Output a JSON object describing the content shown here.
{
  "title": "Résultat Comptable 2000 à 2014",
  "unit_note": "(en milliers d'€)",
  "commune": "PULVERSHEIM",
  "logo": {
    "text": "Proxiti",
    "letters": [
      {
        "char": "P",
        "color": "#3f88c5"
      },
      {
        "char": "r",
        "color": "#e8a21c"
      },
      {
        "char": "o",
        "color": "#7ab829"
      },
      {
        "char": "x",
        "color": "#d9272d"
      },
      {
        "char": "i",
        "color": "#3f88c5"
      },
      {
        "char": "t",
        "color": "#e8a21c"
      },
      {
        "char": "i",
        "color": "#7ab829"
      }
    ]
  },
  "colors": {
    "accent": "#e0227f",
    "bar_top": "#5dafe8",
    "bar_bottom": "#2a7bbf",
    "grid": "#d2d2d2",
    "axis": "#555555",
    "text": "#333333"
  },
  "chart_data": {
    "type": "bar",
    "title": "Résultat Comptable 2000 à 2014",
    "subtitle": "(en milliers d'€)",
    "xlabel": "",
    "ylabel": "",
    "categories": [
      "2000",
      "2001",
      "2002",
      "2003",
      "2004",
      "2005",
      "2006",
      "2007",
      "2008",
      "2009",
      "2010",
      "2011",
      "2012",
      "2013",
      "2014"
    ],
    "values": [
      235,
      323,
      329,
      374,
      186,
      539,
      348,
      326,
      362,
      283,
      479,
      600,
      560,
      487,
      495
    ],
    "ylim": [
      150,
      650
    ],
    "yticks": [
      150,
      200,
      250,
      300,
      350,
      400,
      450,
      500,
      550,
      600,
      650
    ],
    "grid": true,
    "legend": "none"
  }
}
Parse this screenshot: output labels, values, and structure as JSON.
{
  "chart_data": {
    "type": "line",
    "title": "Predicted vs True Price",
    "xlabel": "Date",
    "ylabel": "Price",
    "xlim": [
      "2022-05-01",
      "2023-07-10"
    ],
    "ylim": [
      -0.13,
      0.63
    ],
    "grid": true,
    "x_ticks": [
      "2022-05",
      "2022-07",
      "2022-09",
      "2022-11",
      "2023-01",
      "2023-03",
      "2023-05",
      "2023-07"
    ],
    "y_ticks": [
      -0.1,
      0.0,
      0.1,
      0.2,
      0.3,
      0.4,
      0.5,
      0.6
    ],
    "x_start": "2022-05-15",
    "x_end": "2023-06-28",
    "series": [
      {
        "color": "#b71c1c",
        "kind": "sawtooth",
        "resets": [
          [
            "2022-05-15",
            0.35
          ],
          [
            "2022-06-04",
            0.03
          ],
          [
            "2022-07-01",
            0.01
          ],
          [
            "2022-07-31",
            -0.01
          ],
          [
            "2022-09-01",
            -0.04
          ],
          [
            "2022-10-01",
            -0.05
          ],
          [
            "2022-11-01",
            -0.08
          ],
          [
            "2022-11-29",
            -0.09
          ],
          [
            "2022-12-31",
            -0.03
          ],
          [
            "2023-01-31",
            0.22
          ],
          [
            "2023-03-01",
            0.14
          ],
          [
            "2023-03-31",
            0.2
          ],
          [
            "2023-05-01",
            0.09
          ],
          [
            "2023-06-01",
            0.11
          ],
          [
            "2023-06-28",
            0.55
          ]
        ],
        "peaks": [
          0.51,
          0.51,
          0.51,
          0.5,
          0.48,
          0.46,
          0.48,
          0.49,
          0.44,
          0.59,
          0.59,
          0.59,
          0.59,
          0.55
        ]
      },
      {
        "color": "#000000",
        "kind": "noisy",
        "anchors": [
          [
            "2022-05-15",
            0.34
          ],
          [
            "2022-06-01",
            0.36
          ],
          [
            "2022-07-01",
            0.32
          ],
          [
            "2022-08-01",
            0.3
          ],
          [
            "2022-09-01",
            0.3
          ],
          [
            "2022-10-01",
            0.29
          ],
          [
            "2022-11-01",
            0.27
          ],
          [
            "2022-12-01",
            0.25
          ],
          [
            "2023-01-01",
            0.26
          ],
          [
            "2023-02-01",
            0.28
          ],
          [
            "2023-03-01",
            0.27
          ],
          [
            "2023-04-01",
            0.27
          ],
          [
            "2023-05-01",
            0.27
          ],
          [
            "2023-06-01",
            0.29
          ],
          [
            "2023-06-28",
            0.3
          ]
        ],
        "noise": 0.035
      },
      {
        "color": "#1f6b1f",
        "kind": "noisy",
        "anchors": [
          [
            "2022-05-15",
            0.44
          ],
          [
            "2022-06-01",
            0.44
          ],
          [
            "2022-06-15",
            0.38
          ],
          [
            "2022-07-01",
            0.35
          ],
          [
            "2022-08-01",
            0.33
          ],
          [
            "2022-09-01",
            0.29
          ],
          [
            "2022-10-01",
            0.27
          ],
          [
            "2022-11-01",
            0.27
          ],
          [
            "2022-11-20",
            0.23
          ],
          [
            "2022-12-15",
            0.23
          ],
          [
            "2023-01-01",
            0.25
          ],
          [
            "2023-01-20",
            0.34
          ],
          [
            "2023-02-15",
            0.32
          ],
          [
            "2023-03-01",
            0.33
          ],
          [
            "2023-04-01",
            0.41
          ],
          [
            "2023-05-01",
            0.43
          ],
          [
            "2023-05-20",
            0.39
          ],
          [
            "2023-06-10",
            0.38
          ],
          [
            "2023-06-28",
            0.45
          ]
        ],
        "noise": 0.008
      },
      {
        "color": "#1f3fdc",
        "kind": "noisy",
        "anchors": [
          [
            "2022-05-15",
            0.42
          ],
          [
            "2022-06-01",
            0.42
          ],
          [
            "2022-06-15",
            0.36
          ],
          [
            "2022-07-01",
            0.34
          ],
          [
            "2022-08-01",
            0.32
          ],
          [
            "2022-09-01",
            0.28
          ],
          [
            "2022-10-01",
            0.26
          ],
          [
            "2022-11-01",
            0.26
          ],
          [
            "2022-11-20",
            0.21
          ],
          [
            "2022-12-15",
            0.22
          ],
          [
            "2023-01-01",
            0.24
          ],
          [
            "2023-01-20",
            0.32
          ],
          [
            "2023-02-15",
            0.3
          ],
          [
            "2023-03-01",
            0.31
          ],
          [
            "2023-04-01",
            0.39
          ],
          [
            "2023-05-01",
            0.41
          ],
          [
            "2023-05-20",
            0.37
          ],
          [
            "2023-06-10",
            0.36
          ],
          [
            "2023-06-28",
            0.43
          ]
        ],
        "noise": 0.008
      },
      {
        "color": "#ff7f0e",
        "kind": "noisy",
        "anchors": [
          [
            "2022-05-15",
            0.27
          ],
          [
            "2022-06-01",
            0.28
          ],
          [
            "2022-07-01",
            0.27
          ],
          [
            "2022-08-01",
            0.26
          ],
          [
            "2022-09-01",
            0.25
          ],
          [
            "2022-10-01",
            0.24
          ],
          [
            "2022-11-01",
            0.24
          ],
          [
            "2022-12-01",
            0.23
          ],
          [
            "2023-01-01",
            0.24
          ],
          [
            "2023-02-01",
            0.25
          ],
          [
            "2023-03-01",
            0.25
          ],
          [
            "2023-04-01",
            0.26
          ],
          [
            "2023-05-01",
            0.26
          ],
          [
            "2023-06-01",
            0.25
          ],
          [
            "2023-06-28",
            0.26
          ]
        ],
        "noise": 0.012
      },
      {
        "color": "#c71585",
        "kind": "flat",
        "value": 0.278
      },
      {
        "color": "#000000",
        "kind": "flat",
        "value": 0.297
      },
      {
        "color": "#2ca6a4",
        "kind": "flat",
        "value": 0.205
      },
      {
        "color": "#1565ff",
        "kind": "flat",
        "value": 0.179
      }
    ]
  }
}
━━━━━━━━
Output every line above without altering anything.

-- EXERCISE ANSWER --
Output a JSON object describing the content shown here.
{
  "title": "Résultat Comptable 2000 à 2014",
  "unit_note": "(en milliers d'€)",
  "commune": "PULVERSHEIM",
  "logo": {
    "text": "Proxiti",
    "letters": [
      {
        "char": "P",
        "color": "#3f88c5"
      },
      {
        "char": "r",
        "color": "#e8a21c"
      },
      {
        "char": "o",
        "color": "#7ab829"
      },
      {
        "char": "x",
        "color": "#d9272d"
      },
      {
        "char": "i",
        "color": "#3f88c5"
      },
      {
        "char": "t",
        "color": "#e8a21c"
      },
      {
        "char": "i",
        "color": "#7ab829"
      }
    ]
  },
  "colors": {
    "accent": "#e0227f",
    "bar_top": "#5dafe8",
    "bar_bottom": "#2a7bbf",
    "grid": "#d2d2d2",
    "axis": "#555555",
    "text": "#333333"
  },
  "chart_data": {
    "type": "bar",
    "title": "Résultat Comptable 2000 à 2014",
    "subtitle": "(en milliers d'€)",
    "xlabel": "",
    "ylabel": "",
    "categories": [
      "2000",
      "2001",
      "2002",
      "2003",
      "2004",
      "2005",
      "2006",
      "2007",
      "2008",
      "2009",
      "2010",
      "2011",
      "2012",
      "2013",
      "2014"
    ],
    "values": [
      235,
      323,
      329,
      374,
      186,
      539,
      348,
      326,
      362,
      283,
      479,
      600,
      560,
      487,
      495
    ],
    "ylim": [
      150,
      650
    ],
    "yticks": [
      150,
      200,
      250,
      300,
      350,
      400,
      450,
      500,
      550,
      600,
      650
    ],
    "grid": true,
    "legend": "none"
  }
}
Parse this screenshot: output labels, values, and structure as JSON.
{
  "chart_data": {
    "type": "line",
    "title": "Predicted vs True Price",
    "xlabel": "Date",
    "ylabel": "Price",
    "xlim": [
      "2022-05-01",
      "2023-07-10"
    ],
    "ylim": [
      -0.13,
      0.63
    ],
    "grid": true,
    "x_ticks": [
      "2022-05",
      "2022-07",
      "2022-09",
      "2022-11",
      "2023-01",
      "2023-03",
      "2023-05",
      "2023-07"
    ],
    "y_ticks": [
      -0.1,
      0.0,
      0.1,
      0.2,
      0.3,
      0.4,
      0.5,
      0.6
    ],
    "x_start": "2022-05-15",
    "x_end": "2023-06-28",
    "series": [
      {
        "color": "#b71c1c",
        "kind": "sawtooth",
        "resets": [
          [
            "2022-05-15",
            0.35
          ],
          [
            "2022-06-04",
            0.03
          ],
          [
            "2022-07-01",
            0.01
          ],
          [
            "2022-07-31",
            -0.01
          ],
          [
            "2022-09-01",
            -0.04
          ],
          [
            "2022-10-01",
            -0.05
          ],
          [
            "2022-11-01",
            -0.08
          ],
          [
            "2022-11-29",
            -0.09
          ],
          [
            "2022-12-31",
            -0.03
          ],
          [
            "2023-01-31",
            0.22
          ],
          [
            "2023-03-01",
            0.14
          ],
          [
            "2023-03-31",
            0.2
          ],
          [
            "2023-05-01",
            0.09
          ],
          [
            "2023-06-01",
            0.11
          ],
          [
            "2023-06-28",
            0.55
          ]
        ],
        "peaks": [
          0.51,
          0.51,
          0.51,
          0.5,
          0.48,
          0.46,
          0.48,
          0.49,
          0.44,
          0.59,
          0.59,
          0.59,
          0.59,
          0.55
        ]
      },
      {
        "color": "#000000",
        "kind": "noisy",
        "anchors": [
          [
            "2022-05-15",
            0.34
          ],
          [
            "2022-06-01",
            0.36
          ],
          [
            "2022-07-01",
            0.32
          ],
          [
            "2022-08-01",
            0.3
          ],
          [
            "2022-09-01",
            0.3
          ],
          [
            "2022-10-01",
            0.29
          ],
          [
            "2022-11-01",
            0.27
          ],
          [
            "2022-12-01",
            0.25
          ],
          [
            "2023-01-01",
            0.26
          ],
          [
            "2023-02-01",
            0.28
          ],
          [
            "2023-03-01",
            0.27
          ],
          [
            "2023-04-01",
            0.27
          ],
          [
            "2023-05-01",
            0.27
          ],
          [
            "2023-06-01",
            0.29
          ],
          [
            "2023-06-28",
            0.3
          ]
        ],
        "noise": 0.035
      },
      {
        "color": "#1f6b1f",
        "kind": "noisy",
        "anchors": [
          [
            "2022-05-15",
            0.44
          ],
          [
            "2022-06-01",
            0.44
          ],
          [
            "2022-06-15",
            0.38
          ],
          [
            "2022-07-01",
            0.35
          ],
          [
            "2022-08-01",
            0.33
          ],
          [
            "2022-09-01",
            0.29
          ],
          [
            "2022-10-01",
            0.27
          ],
          [
            "2022-11-01",
            0.27
          ],
          [
            "2022-11-20",
            0.23
          ],
          [
            "2022-12-15",
            0.23
          ],
          [
            "2023-01-01",
            0.25
          ],
          [
            "2023-01-20",
            0.34
          ],
          [
            "2023-02-15",
            0.32
          ],
          [
            "2023-03-01",
            0.33
          ],
          [
            "2023-04-01",
            0.41
          ],
          [
            "2023-05-01",
            0.43
          ],
          [
            "2023-05-20",
            0.39
          ],
          [
            "2023-06-10",
            0.38
          ],
          [
            "2023-06-28",
            0.45
          ]
        ],
        "noise": 0.008
      },
      {
        "color": "#1f3fdc",
        "kind": "noisy",
        "anchors": [
          [
            "2022-05-15",
            0.42
          ],
          [
            "2022-06-01",
            0.42
          ],
          [
            "2022-06-15",
            0.36
          ],
          [
            "2022-07-01",
            0.34
          ],
          [
            "2022-08-01",
            0.32
          ],
          [
            "2022-09-01",
            0.28
          ],
          [
            "2022-10-01",
            0.26
          ],
          [
            "2022-11-01",
            0.26
          ],
          [
            "2022-11-20",
            0.21
          ],
          [
            "2022-12-15",
            0.22
          ],
          [
            "2023-01-01",
            0.24
          ],
          [
            "2023-01-20",
            0.32
          ],
          [
            "2023-02-15",
            0.3
          ],
          [
            "2023-03-01",
            0.31
          ],
          [
            "2023-04-01",
            0.39
          ],
          [
            "2023-05-01",
            0.41
          ],
          [
            "2023-05-20",
            0.37
          ],
          [
            "2023-06-10",
            0.36
          ],
          [
            "2023-06-28",
            0.43
          ]
        ],
        "noise": 0.008
      },
      {
        "color": "#ff7f0e",
        "kind": "noisy",
        "anchors": [
          [
            "2022-05-15",
            0.27
          ],
          [
            "2022-06-01",
            0.28
          ],
          [
            "2022-07-01",
            0.27
          ],
          [
            "2022-08-01",
            0.26
          ],
          [
            "2022-09-01",
            0.25
          ],
          [
            "2022-10-01",
            0.24
          ],
          [
            "2022-11-01",
            0.24
          ],
          [
            "2022-12-01",
            0.23
          ],
          [
            "2023-01-01",
            0.24
          ],
          [
            "2023-02-01",
            0.25
          ],
          [
            "2023-03-01",
            0.25
          ],
          [
            "2023-04-01",
            0.26
          ],
          [
            "2023-05-01",
            0.26
          ],
          [
            "2023-06-01",
            0.25
          ],
          [
            "2023-06-28",
            0.26
          ]
        ],
        "noise": 0.012
      },
      {
        "color": "#c71585",
        "kind": "flat",
        "value": 0.278
      },
      {
        "color": "#000000",
        "kind": "flat",
        "value": 0.297
      },
      {
        "color": "#2ca6a4",
        "kind": "flat",
        "value": 0.205
      },
      {
        "color": "#1565ff",
        "kind": "flat",
        "value": 0.179
      }
    ]
  }
}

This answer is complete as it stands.